— START Provided records —

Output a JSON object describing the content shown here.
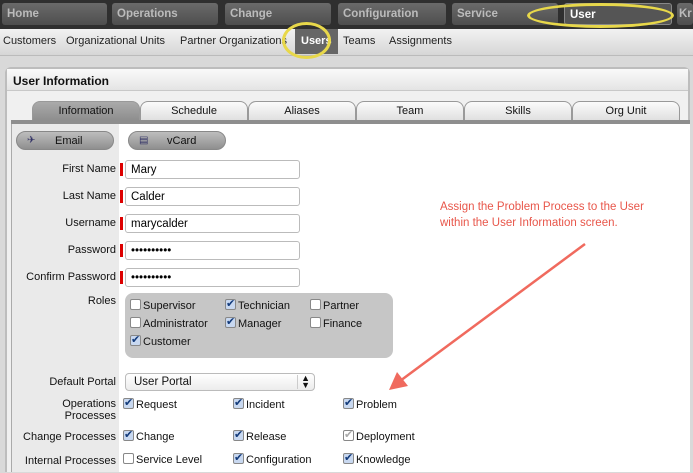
{
  "topnav": [
    "Home",
    "Operations",
    "Change",
    "Configuration",
    "Service",
    "User",
    "Kr"
  ],
  "subnav": [
    "Customers",
    "Organizational Units",
    "Partner Organizations",
    "Users",
    "Teams",
    "Assignments"
  ],
  "panel_title": "User Information",
  "tabs": [
    "Information",
    "Schedule",
    "Aliases",
    "Team",
    "Skills",
    "Org Unit"
  ],
  "buttons": {
    "email": "Email",
    "vcard": "vCard"
  },
  "fields": {
    "first_name": {
      "label": "First Name",
      "value": "Mary"
    },
    "last_name": {
      "label": "Last Name",
      "value": "Calder"
    },
    "username": {
      "label": "Username",
      "value": "marycalder"
    },
    "password": {
      "label": "Password",
      "value": "••••••••••"
    },
    "confirm_password": {
      "label": "Confirm Password",
      "value": "••••••••••"
    }
  },
  "roles": {
    "label": "Roles",
    "items": [
      {
        "label": "Supervisor",
        "checked": false
      },
      {
        "label": "Technician",
        "checked": true
      },
      {
        "label": "Partner",
        "checked": false
      },
      {
        "label": "Administrator",
        "checked": false
      },
      {
        "label": "Manager",
        "checked": true
      },
      {
        "label": "Finance",
        "checked": false
      },
      {
        "label": "Customer",
        "checked": true
      }
    ]
  },
  "default_portal": {
    "label": "Default Portal",
    "value": "User Portal"
  },
  "processes": {
    "operations": {
      "label": "Operations Processes",
      "items": [
        {
          "label": "Request",
          "checked": true
        },
        {
          "label": "Incident",
          "checked": true
        },
        {
          "label": "Problem",
          "checked": true
        }
      ]
    },
    "change": {
      "label": "Change Processes",
      "items": [
        {
          "label": "Change",
          "checked": true
        },
        {
          "label": "Release",
          "checked": true
        },
        {
          "label": "Deployment",
          "checked": true,
          "disabled": true
        }
      ]
    },
    "internal": {
      "label": "Internal Processes",
      "items": [
        {
          "label": "Service Level",
          "checked": false
        },
        {
          "label": "Configuration",
          "checked": true
        },
        {
          "label": "Knowledge",
          "checked": true
        }
      ]
    }
  },
  "annotation": {
    "line1": "Assign the Problem Process to the User",
    "line2": "within the User Information screen.",
    "color": "#e8564a"
  }
}
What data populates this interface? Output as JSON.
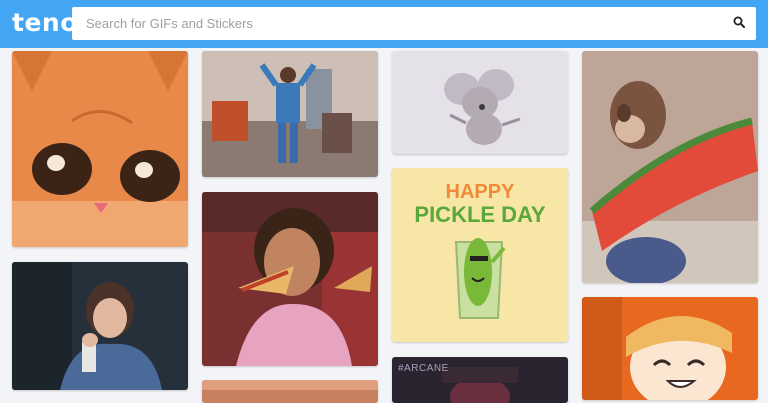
{
  "header": {
    "logo": "tenor",
    "brand_color": "#42a6f5",
    "search": {
      "placeholder": "Search for GIFs and Stickers",
      "value": ""
    },
    "search_icon": "search-icon"
  },
  "grid": {
    "tiles": [
      {
        "subject": "orange cat with big eyes"
      },
      {
        "subject": "man in scrubs dancing in room"
      },
      {
        "subject": "cartoon mouse dancing"
      },
      {
        "subject": "monkey holding watermelon"
      },
      {
        "subject": "woman smiling and talking"
      },
      {
        "subject": "girl eating pizza"
      },
      {
        "subject": "pickle day card",
        "heading_line1": "HAPPY",
        "heading_line2": "PICKLE DAY"
      },
      {
        "subject": "arcane animated character",
        "overlay_text": "#ARCANE"
      },
      {
        "subject": "anime girl in orange hood smiling"
      },
      {
        "subject": "partial tile bottom row"
      }
    ]
  }
}
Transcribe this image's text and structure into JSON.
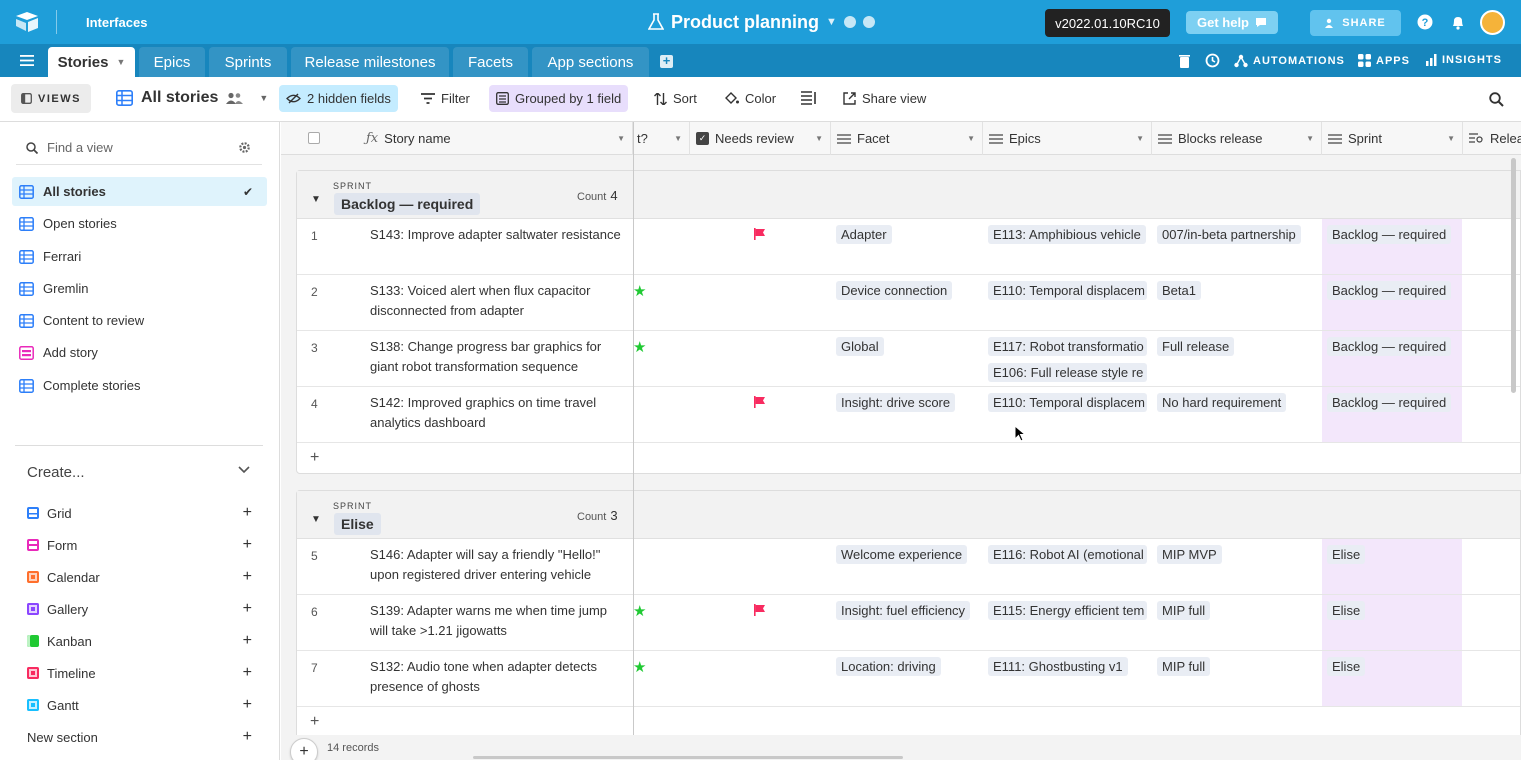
{
  "app": {
    "interfaces_label": "Interfaces",
    "base_title": "Product planning",
    "version": "v2022.01.10RC10",
    "get_help": "Get help",
    "share": "SHARE",
    "colors": {
      "topbar": "#1f9ed9",
      "tabbar": "#1786bd"
    }
  },
  "tabs": [
    {
      "label": "Stories",
      "active": true
    },
    {
      "label": "Epics"
    },
    {
      "label": "Sprints"
    },
    {
      "label": "Release milestones"
    },
    {
      "label": "Facets"
    },
    {
      "label": "App sections"
    }
  ],
  "tabbar_right": {
    "automations": "AUTOMATIONS",
    "apps": "APPS",
    "insights": "INSIGHTS"
  },
  "viewbar": {
    "views": "VIEWS",
    "current_view": "All stories",
    "hidden_fields": "2 hidden fields",
    "filter": "Filter",
    "grouped": "Grouped by 1 field",
    "sort": "Sort",
    "color": "Color",
    "share_view": "Share view"
  },
  "sidebar": {
    "find_placeholder": "Find a view",
    "views": [
      {
        "label": "All stories",
        "active": true
      },
      {
        "label": "Open stories"
      },
      {
        "label": "Ferrari"
      },
      {
        "label": "Gremlin"
      },
      {
        "label": "Content to review"
      },
      {
        "label": "Add story"
      },
      {
        "label": "Complete stories"
      }
    ],
    "create_label": "Create...",
    "create_items": [
      {
        "label": "Grid",
        "color": "#2d7ff9"
      },
      {
        "label": "Form",
        "color": "#e929ba"
      },
      {
        "label": "Calendar",
        "color": "#ff6f2c"
      },
      {
        "label": "Gallery",
        "color": "#8b46ff"
      },
      {
        "label": "Kanban",
        "color": "#20c933"
      },
      {
        "label": "Timeline",
        "color": "#f82b60"
      },
      {
        "label": "Gantt",
        "color": "#18bfff"
      }
    ],
    "new_section": "New section"
  },
  "grid": {
    "columns": [
      "Story name",
      "t?",
      "Needs review",
      "Facet",
      "Epics",
      "Blocks release",
      "Sprint",
      "Relea"
    ],
    "groups": [
      {
        "label": "SPRINT",
        "name": "Backlog — required",
        "count_label": "Count",
        "count": "4",
        "rows": [
          {
            "num": "1",
            "name": "S143: Improve adapter saltwater resistance",
            "star": false,
            "flag": true,
            "facet": "Adapter",
            "epics": [
              "E113: Amphibious vehicle"
            ],
            "blocks": "007/in-beta partnership",
            "sprint": "Backlog — required"
          },
          {
            "num": "2",
            "name": "S133: Voiced alert when flux capacitor disconnected from adapter",
            "star": true,
            "flag": false,
            "facet": "Device connection",
            "epics": [
              "E110: Temporal displacem"
            ],
            "blocks": "Beta1",
            "sprint": "Backlog — required"
          },
          {
            "num": "3",
            "name": "S138: Change progress bar graphics for giant robot transformation sequence",
            "star": true,
            "flag": false,
            "facet": "Global",
            "epics": [
              "E117: Robot transformatio",
              "E106: Full release style re"
            ],
            "blocks": "Full release",
            "sprint": "Backlog — required"
          },
          {
            "num": "4",
            "name": "S142: Improved graphics on time travel analytics dashboard",
            "star": false,
            "flag": true,
            "facet": "Insight: drive score",
            "epics": [
              "E110: Temporal displacem"
            ],
            "blocks": "No hard requirement",
            "sprint": "Backlog — required"
          }
        ]
      },
      {
        "label": "SPRINT",
        "name": "Elise",
        "count_label": "Count",
        "count": "3",
        "rows": [
          {
            "num": "5",
            "name": "S146: Adapter will say a friendly \"Hello!\" upon registered driver entering vehicle",
            "star": false,
            "flag": false,
            "facet": "Welcome experience",
            "epics": [
              "E116: Robot AI (emotional"
            ],
            "blocks": "MIP MVP",
            "sprint": "Elise"
          },
          {
            "num": "6",
            "name": "S139: Adapter warns me when time jump will take >1.21 jigowatts",
            "star": true,
            "flag": true,
            "facet": "Insight: fuel efficiency",
            "epics": [
              "E115: Energy efficient tem"
            ],
            "blocks": "MIP full",
            "sprint": "Elise"
          },
          {
            "num": "7",
            "name": "S132: Audio tone when adapter detects presence of ghosts",
            "star": true,
            "flag": false,
            "facet": "Location: driving",
            "epics": [
              "E111: Ghostbusting v1"
            ],
            "blocks": "MIP full",
            "sprint": "Elise"
          }
        ]
      }
    ],
    "add_row": "+",
    "records": "14 records"
  }
}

— END Provided records —

> **Exercise details**:
Using the material above, retype each entry exactly and omit the pictures.

> **Task result**:
Output a JSON object describing the content shown here.
{
  "topnav": [
    "Home",
    "Operations",
    "Change",
    "Configuration",
    "Service",
    "User",
    "Kr"
  ],
  "subnav": [
    "Customers",
    "Organizational Units",
    "Partner Organizations",
    "Users",
    "Teams",
    "Assignments"
  ],
  "panel_title": "User Information",
  "tabs": [
    "Information",
    "Schedule",
    "Aliases",
    "Team",
    "Skills",
    "Org Unit"
  ],
  "buttons": {
    "email": "Email",
    "vcard": "vCard"
  },
  "fields": {
    "first_name": {
      "label": "First Name",
      "value": "Mary"
    },
    "last_name": {
      "label": "Last Name",
      "value": "Calder"
    },
    "username": {
      "label": "Username",
      "value": "marycalder"
    },
    "password": {
      "label": "Password",
      "value": "••••••••••"
    },
    "confirm_password": {
      "label": "Confirm Password",
      "value": "••••••••••"
    }
  },
  "roles": {
    "label": "Roles",
    "items": [
      {
        "label": "Supervisor",
        "checked": false
      },
      {
        "label": "Technician",
        "checked": true
      },
      {
        "label": "Partner",
        "checked": false
      },
      {
        "label": "Administrator",
        "checked": false
      },
      {
        "label": "Manager",
        "checked": true
      },
      {
        "label": "Finance",
        "checked": false
      },
      {
        "label": "Customer",
        "checked": true
      }
    ]
  },
  "default_portal": {
    "label": "Default Portal",
    "value": "User Portal"
  },
  "processes": {
    "operations": {
      "label": "Operations Processes",
      "items": [
        {
          "label": "Request",
          "checked": true
        },
        {
          "label": "Incident",
          "checked": true
        },
        {
          "label": "Problem",
          "checked": true
        }
      ]
    },
    "change": {
      "label": "Change Processes",
      "items": [
        {
          "label": "Change",
          "checked": true
        },
        {
          "label": "Release",
          "checked": true
        },
        {
          "label": "Deployment",
          "checked": true,
          "disabled": true
        }
      ]
    },
    "internal": {
      "label": "Internal Processes",
      "items": [
        {
          "label": "Service Level",
          "checked": false
        },
        {
          "label": "Configuration",
          "checked": true
        },
        {
          "label": "Knowledge",
          "checked": true
        }
      ]
    }
  },
  "annotation": {
    "line1": "Assign the Problem Process to the User",
    "line2": "within the User Information screen.",
    "color": "#e8564a"
  }
}
What data populates this interface? Output as JSON.
{
  "header": {
    "logo": "tenor",
    "brand_color": "#42a6f5",
    "search": {
      "placeholder": "Search for GIFs and Stickers",
      "value": ""
    },
    "search_icon": "search-icon"
  },
  "grid": {
    "tiles": [
      {
        "subject": "orange cat with big eyes"
      },
      {
        "subject": "man in scrubs dancing in room"
      },
      {
        "subject": "cartoon mouse dancing"
      },
      {
        "subject": "monkey holding watermelon"
      },
      {
        "subject": "woman smiling and talking"
      },
      {
        "subject": "girl eating pizza"
      },
      {
        "subject": "pickle day card",
        "heading_line1": "HAPPY",
        "heading_line2": "PICKLE DAY"
      },
      {
        "subject": "arcane animated character",
        "overlay_text": "#ARCANE"
      },
      {
        "subject": "anime girl in orange hood smiling"
      },
      {
        "subject": "partial tile bottom row"
      }
    ]
  }
}
Transcribe this image's text and structure into JSON.
{
  "app": {
    "interfaces_label": "Interfaces",
    "base_title": "Product planning",
    "version": "v2022.01.10RC10",
    "get_help": "Get help",
    "share": "SHARE",
    "colors": {
      "topbar": "#1f9ed9",
      "tabbar": "#1786bd"
    }
  },
  "tabs": [
    {
      "label": "Stories",
      "active": true
    },
    {
      "label": "Epics"
    },
    {
      "label": "Sprints"
    },
    {
      "label": "Release milestones"
    },
    {
      "label": "Facets"
    },
    {
      "label": "App sections"
    }
  ],
  "tabbar_right": {
    "automations": "AUTOMATIONS",
    "apps": "APPS",
    "insights": "INSIGHTS"
  },
  "viewbar": {
    "views": "VIEWS",
    "current_view": "All stories",
    "hidden_fields": "2 hidden fields",
    "filter": "Filter",
    "grouped": "Grouped by 1 field",
    "sort": "Sort",
    "color": "Color",
    "share_view": "Share view"
  },
  "sidebar": {
    "find_placeholder": "Find a view",
    "views": [
      {
        "label": "All stories",
        "active": true
      },
      {
        "label": "Open stories"
      },
      {
        "label": "Ferrari"
      },
      {
        "label": "Gremlin"
      },
      {
        "label": "Content to review"
      },
      {
        "label": "Add story"
      },
      {
        "label": "Complete stories"
      }
    ],
    "create_label": "Create...",
    "create_items": [
      {
        "label": "Grid",
        "color": "#2d7ff9"
      },
      {
        "label": "Form",
        "color": "#e929ba"
      },
      {
        "label": "Calendar",
        "color": "#ff6f2c"
      },
      {
        "label": "Gallery",
        "color": "#8b46ff"
      },
      {
        "label": "Kanban",
        "color": "#20c933"
      },
      {
        "label": "Timeline",
        "color": "#f82b60"
      },
      {
        "label": "Gantt",
        "color": "#18bfff"
      }
    ],
    "new_section": "New section"
  },
  "grid": {
    "columns": [
      "Story name",
      "t?",
      "Needs review",
      "Facet",
      "Epics",
      "Blocks release",
      "Sprint",
      "Relea"
    ],
    "groups": [
      {
        "label": "SPRINT",
        "name": "Backlog — required",
        "count_label": "Count",
        "count": "4",
        "rows": [
          {
            "num": "1",
            "name": "S143: Improve adapter saltwater resistance",
            "star": false,
            "flag": true,
            "facet": "Adapter",
            "epics": [
              "E113: Amphibious vehicle"
            ],
            "blocks": "007/in-beta partnership",
            "sprint": "Backlog — required"
          },
          {
            "num": "2",
            "name": "S133: Voiced alert when flux capacitor disconnected from adapter",
            "star": true,
            "flag": false,
            "facet": "Device connection",
            "epics": [
              "E110: Temporal displacem"
            ],
            "blocks": "Beta1",
            "sprint": "Backlog — required"
          },
          {
            "num": "3",
            "name": "S138: Change progress bar graphics for giant robot transformation sequence",
            "star": true,
            "flag": false,
            "facet": "Global",
            "epics": [
              "E117: Robot transformatio",
              "E106: Full release style re"
            ],
            "blocks": "Full release",
            "sprint": "Backlog — required"
          },
          {
            "num": "4",
            "name": "S142: Improved graphics on time travel analytics dashboard",
            "star": false,
            "flag": true,
            "facet": "Insight: drive score",
            "epics": [
              "E110: Temporal displacem"
            ],
            "blocks": "No hard requirement",
            "sprint": "Backlog — required"
          }
        ]
      },
      {
        "label": "SPRINT",
        "name": "Elise",
        "count_label": "Count",
        "count": "3",
        "rows": [
          {
            "num": "5",
            "name": "S146: Adapter will say a friendly \"Hello!\" upon registered driver entering vehicle",
            "star": false,
            "flag": false,
            "facet": "Welcome experience",
            "epics": [
              "E116: Robot AI (emotional"
            ],
            "blocks": "MIP MVP",
            "sprint": "Elise"
          },
          {
            "num": "6",
            "name": "S139: Adapter warns me when time jump will take >1.21 jigowatts",
            "star": true,
            "flag": true,
            "facet": "Insight: fuel efficiency",
            "epics": [
              "E115: Energy efficient tem"
            ],
            "blocks": "MIP full",
            "sprint": "Elise"
          },
          {
            "num": "7",
            "name": "S132: Audio tone when adapter detects presence of ghosts",
            "star": true,
            "flag": false,
            "facet": "Location: driving",
            "epics": [
              "E111: Ghostbusting v1"
            ],
            "blocks": "MIP full",
            "sprint": "Elise"
          }
        ]
      }
    ],
    "add_row": "+",
    "records": "14 records"
  }
}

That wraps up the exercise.